##### Trecho do documento

A Comissão Comemorativa 50 anos 25 de Abril inaugurou esta quinta-feira, dia 12 de setembro, «Amílcar Cabral, uma Exposição», na sua versão itinerante, na Amadora, no Espaço Delfim Guimarães. Até 30 de outubro, a Exposição pode ser visitada de terça-feira a sábado, entre as 15h e as 19h. A entrada é livre.
Amílcar Cabral foi uma figura destacada do século XX. A sua liderança incentivou a mobilização popular contra o colonialismo português e trouxe-lhe a admiração de jornalistas, dirigentes políticos, estrategas militares, intelectuais e artistas em diferentes partes do mundo — de Conacri a Estocolmo, passando por Argel, Havana, Praga ou Pequim. A morte precoce não o devolveu ao esquecimento. A sua memória está presente no imaginário político e no nome das ruas de vários países do hemisfério Sul, da África do Sul ao Brasil. A sua vida é hoje motivo de renovado interesse em África, assim como nas periferias de capitais europeias, em universidades ocidentais ou nos principais canais televisivos mundiais.
Textos de José Neves e Leonor Pires Martins, no âmbito de “Amílcar Cabral, Uma Exposição”.
Amílcar Cabral nasceu em 1924 em Bafatá, na Guiné, sob domínio colonial português. Aos oito anos, a família levou‑o para Cabo Verde. Estudou no Liceu de São Vicente, no Mindelo, e viveu na Praia, onde foi dirigente associativo e acusou interesse pelo futebol e pela criação literária.

##########

Atualize o texto sobre a exposição de Amílcar Cabral no trecho que vai de "A Comissão Comemorativa" até "entrada é livre.", substituindo "livre" por "gratuita".

##### Bloco de dados

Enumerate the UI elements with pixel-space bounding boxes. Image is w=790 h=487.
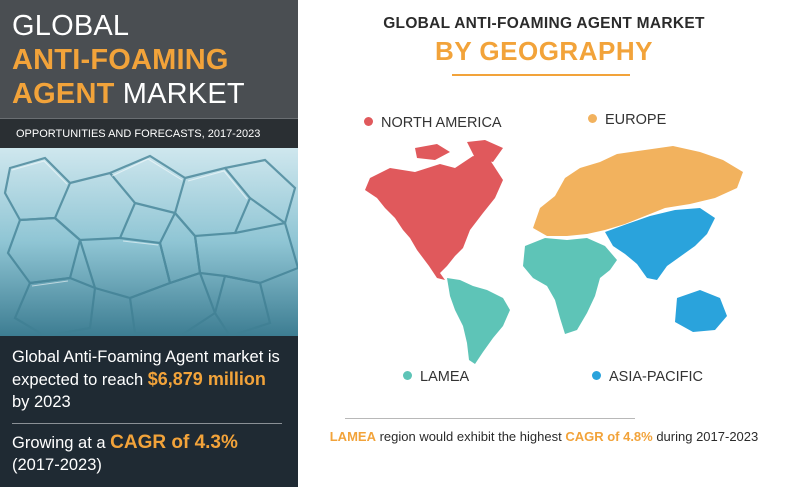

##########

--- Resposta ---
A Comissão Comemorativa 50 anos 25 de Abril inaugurou esta quinta-feira, dia 12 de setembro, «Amílcar Cabral, uma Exposição», na sua versão itinerante, na Amadora, no Espaço Delfim Guimarães. Até 30 de outubro, a Exposição pode ser visitada de terça-feira a sábado, entre as 15h e as 19h. A entrada é gratuita.